- **Supplied information**:
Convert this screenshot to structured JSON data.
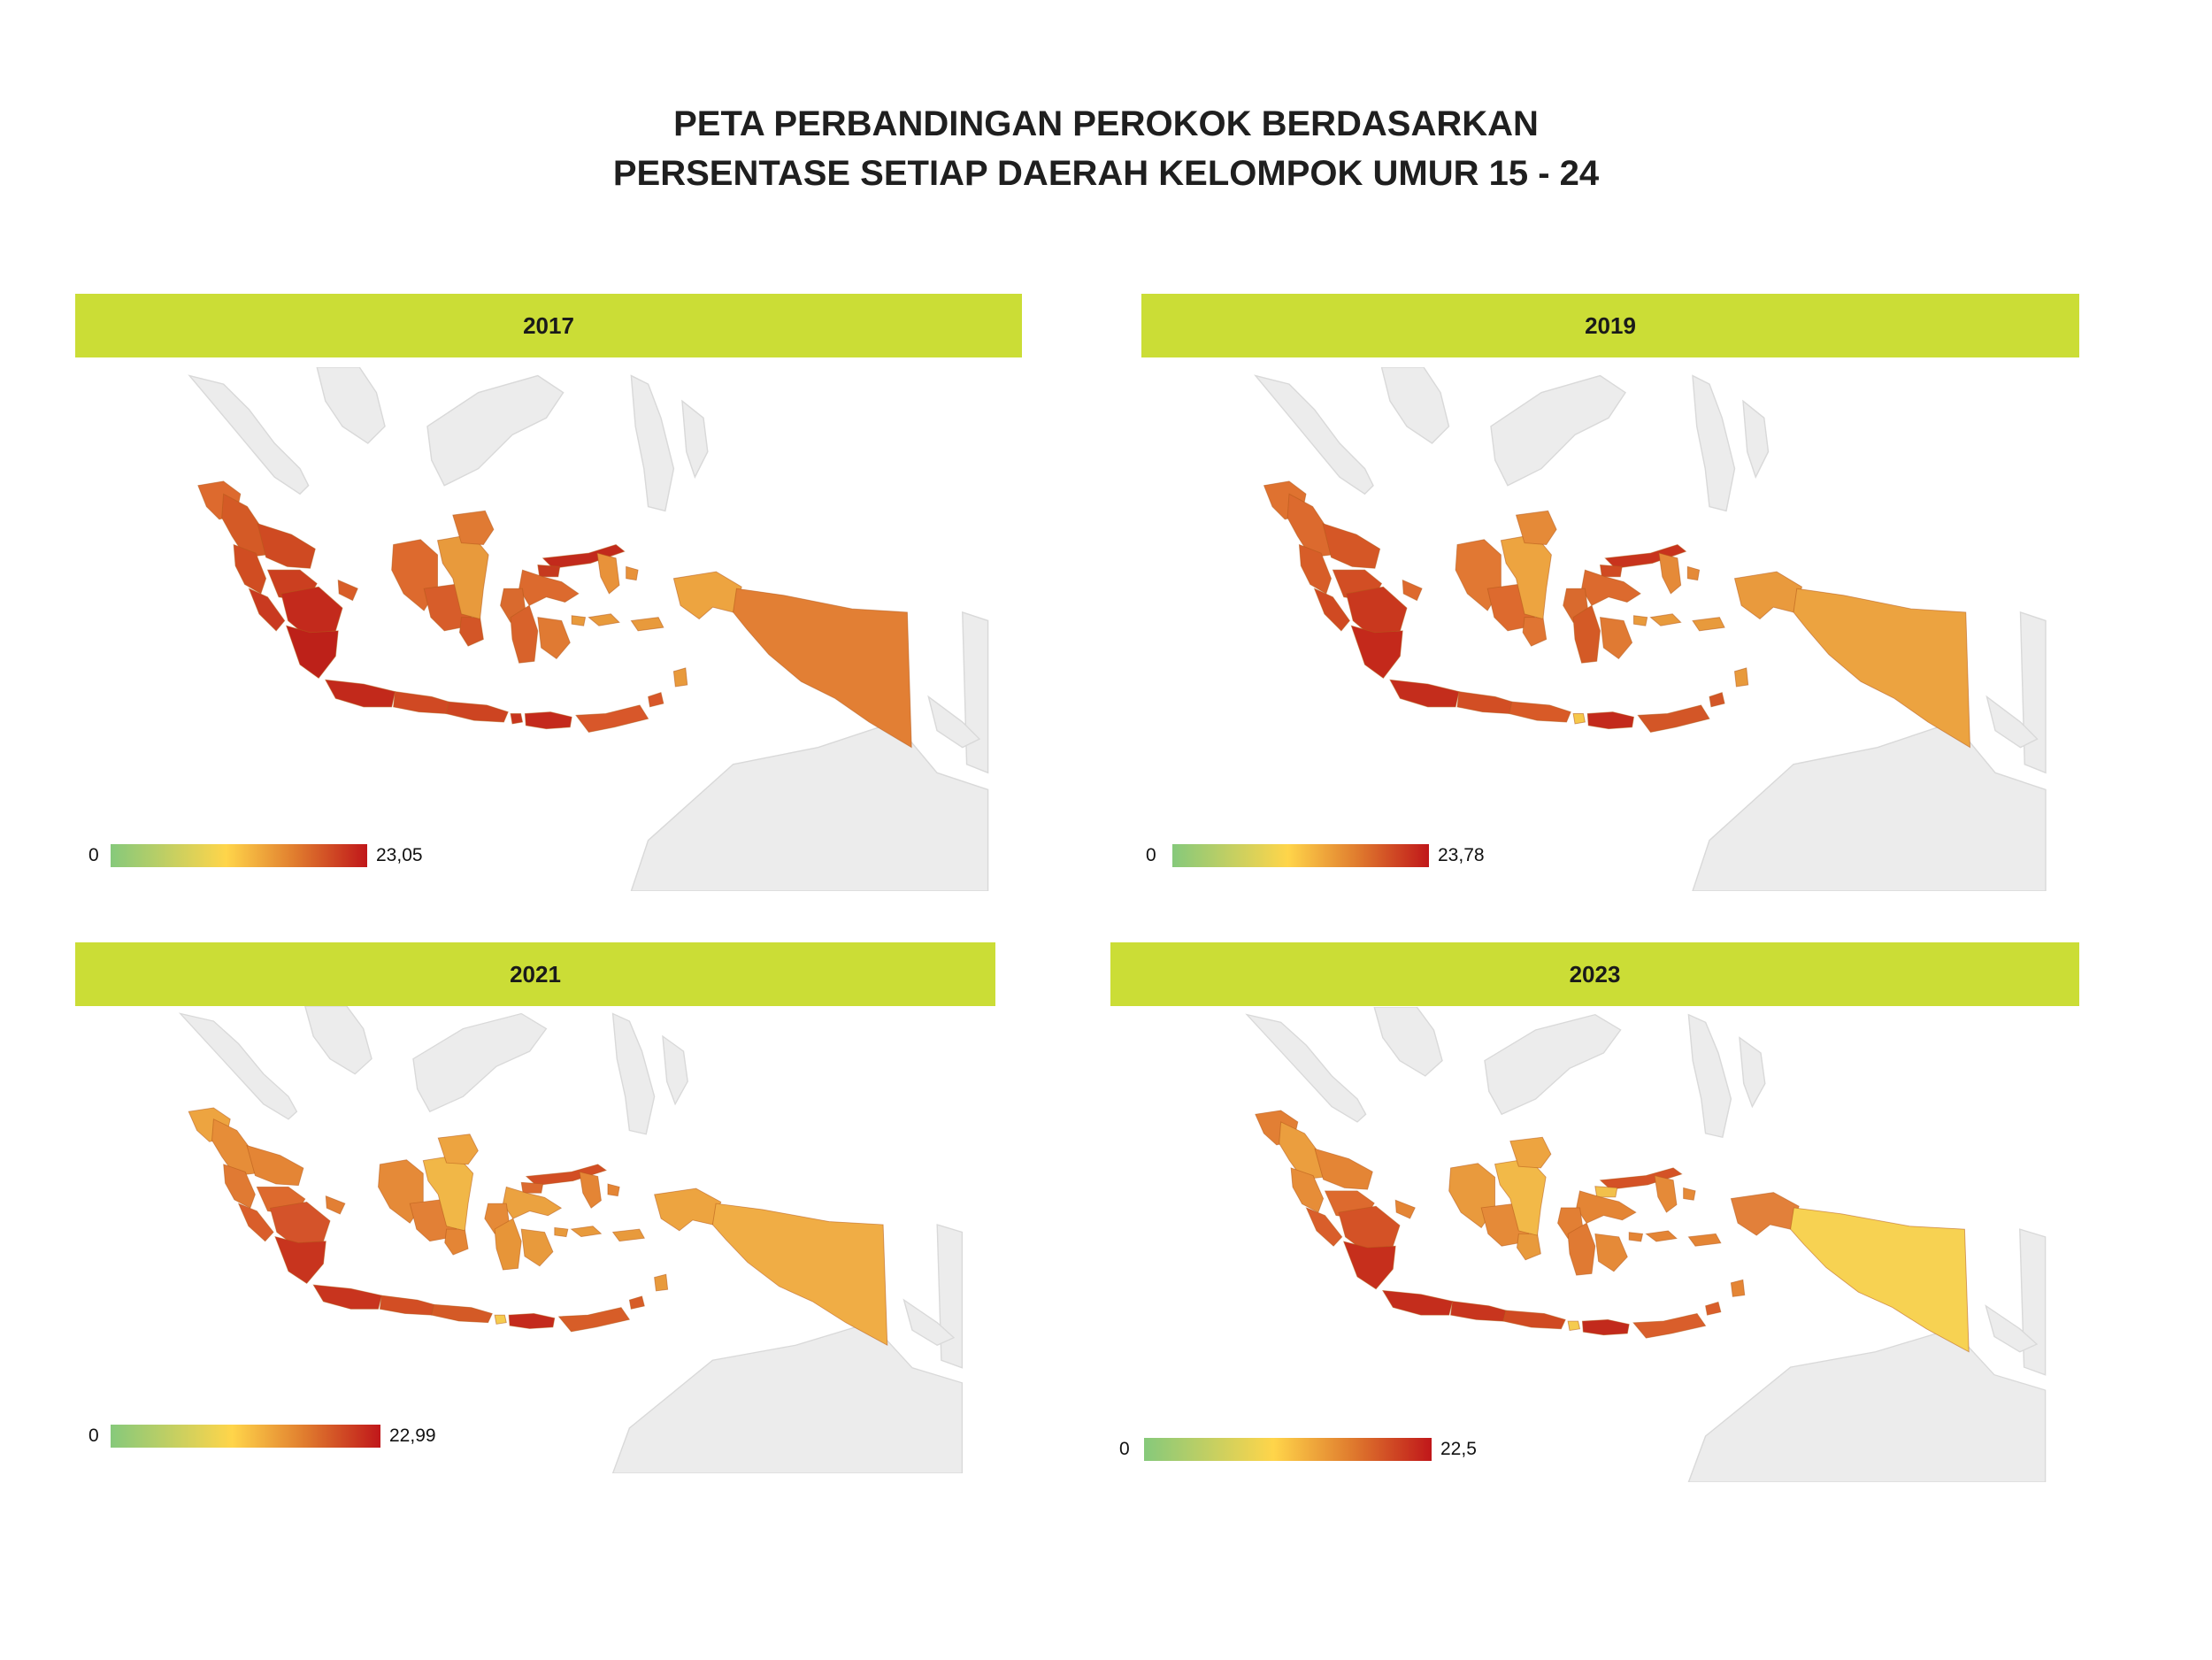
{
  "title": {
    "line1": "PETA PERBANDINGAN PEROKOK BERDASARKAN",
    "line2": "PERSENTASE SETIAP DAERAH KELOMPOK UMUR 15 - 24"
  },
  "colors": {
    "header_bg": "#cbdd36",
    "background_land": "#ececec",
    "scale_low": "#86c97b",
    "scale_mid": "#ffd54a",
    "scale_high": "#c0171a"
  },
  "panels": [
    {
      "year": "2017",
      "legend": {
        "min": "0",
        "max": "23,05"
      },
      "colors": {
        "aceh": "#dd6a2e",
        "sumut": "#d45a26",
        "riau": "#cf4a22",
        "sumbar": "#d04d22",
        "jambi": "#cb3f20",
        "sumsel": "#c32a1c",
        "bengkulu": "#c93a20",
        "lampung": "#bd2119",
        "bangka": "#d85d28",
        "jabar": "#c2291b",
        "jateng": "#d04923",
        "jatim": "#cd4421",
        "bali": "#c8351e",
        "ntb": "#c42a1c",
        "ntt": "#d8572a",
        "kalbar": "#dd6a2e",
        "kalteng": "#d75d2a",
        "kalsel": "#d35627",
        "kaltim": "#e89a3c",
        "kaltara": "#e07a33",
        "sulut": "#c22a1c",
        "gorontalo": "#c63a1f",
        "sulteng": "#dc6a2e",
        "sulsel": "#d8622b",
        "sultra": "#e07a33",
        "sulbar": "#d96a2e",
        "malut": "#e8923a",
        "maluku": "#e89a3c",
        "papuabarat": "#eda440",
        "papua": "#e27f34"
      }
    },
    {
      "year": "2019",
      "legend": {
        "min": "0",
        "max": "23,78"
      },
      "colors": {
        "aceh": "#df7230",
        "sumut": "#dc6a2e",
        "riau": "#d55726",
        "sumbar": "#d75d28",
        "jambi": "#d24e24",
        "sumsel": "#c9381e",
        "bengkulu": "#d04a22",
        "lampung": "#c4291b",
        "bangka": "#dd6a2e",
        "jabar": "#c42d1c",
        "jateng": "#d24e24",
        "jatim": "#d85a27",
        "bali": "#f6c84a",
        "ntb": "#c32a1c",
        "ntt": "#d35627",
        "kalbar": "#e17833",
        "kalteng": "#dd6a2e",
        "kalsel": "#e07533",
        "kaltim": "#eda440",
        "kaltara": "#e58a38",
        "sulut": "#c8331d",
        "gorontalo": "#d04a22",
        "sulteng": "#dc6a2e",
        "sulsel": "#d45a26",
        "sultra": "#e07a33",
        "sulbar": "#d96a2e",
        "malut": "#e58a38",
        "maluku": "#e89a3c",
        "papuabarat": "#e99a3d",
        "papua": "#eca340"
      }
    },
    {
      "year": "2021",
      "legend": {
        "min": "0",
        "max": "22,99"
      },
      "colors": {
        "aceh": "#eda440",
        "sumut": "#e68d38",
        "riau": "#e48535",
        "sumbar": "#e07a33",
        "jambi": "#dd6a2e",
        "sumsel": "#d4532a",
        "bengkulu": "#d95e2b",
        "lampung": "#c8341e",
        "bangka": "#e27f34",
        "jabar": "#c8341e",
        "jateng": "#d24e24",
        "jatim": "#d45a26",
        "bali": "#f5cb4f",
        "ntb": "#c42a1c",
        "ntt": "#d75d28",
        "kalbar": "#e58a38",
        "kalteng": "#e28036",
        "kalsel": "#e48535",
        "kaltim": "#f1b747",
        "kaltara": "#eda440",
        "sulut": "#d24e24",
        "gorontalo": "#dc6a2e",
        "sulteng": "#eba240",
        "sulsel": "#e79538",
        "sultra": "#e89a3c",
        "sulbar": "#e58a38",
        "malut": "#e48535",
        "maluku": "#e89a3c",
        "papuabarat": "#eda440",
        "papua": "#f0ad45"
      }
    },
    {
      "year": "2023",
      "legend": {
        "min": "0",
        "max": "22,5"
      },
      "colors": {
        "aceh": "#e27f34",
        "sumut": "#eb9e3e",
        "riau": "#e48535",
        "sumbar": "#e68d38",
        "jambi": "#dd6a2e",
        "sumsel": "#d45226",
        "bengkulu": "#d95e2b",
        "lampung": "#c62f1c",
        "bangka": "#e48535",
        "jabar": "#c42d1c",
        "jateng": "#c8351e",
        "jatim": "#d04a22",
        "bali": "#f5cb4f",
        "ntb": "#c22a1c",
        "ntt": "#d95e2b",
        "kalbar": "#e99a3d",
        "kalteng": "#e58a38",
        "kalsel": "#e89a3c",
        "kaltim": "#f2b948",
        "kaltara": "#eda440",
        "sulut": "#d45226",
        "gorontalo": "#f2c04b",
        "sulteng": "#e48535",
        "sulsel": "#e07a33",
        "sultra": "#e58a38",
        "sulbar": "#e27f34",
        "malut": "#e58a38",
        "maluku": "#e48535",
        "papuabarat": "#e2803a",
        "papua": "#f7d252"
      }
    }
  ]
}
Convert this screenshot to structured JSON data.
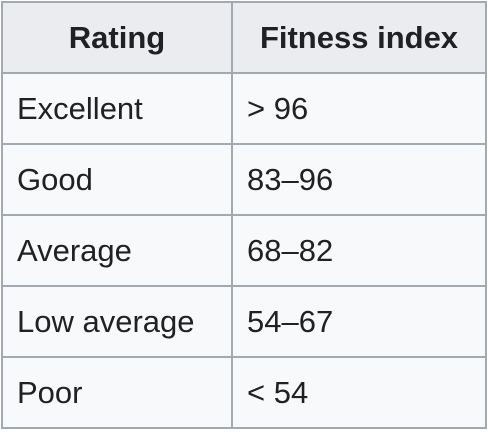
{
  "table": {
    "headers": [
      "Rating",
      "Fitness index"
    ],
    "rows": [
      [
        "Excellent",
        "> 96"
      ],
      [
        "Good",
        "83–96"
      ],
      [
        "Average",
        "68–82"
      ],
      [
        "Low average",
        "54–67"
      ],
      [
        "Poor",
        "< 54"
      ]
    ]
  }
}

- **Given problem**:
From the material above, copy each line that includes the word "lampung".

- **Exercise output**:
        "lampung": "#bd2119",
        "lampung": "#c4291b",
        "lampung": "#c8341e",
        "lampung": "#c62f1c",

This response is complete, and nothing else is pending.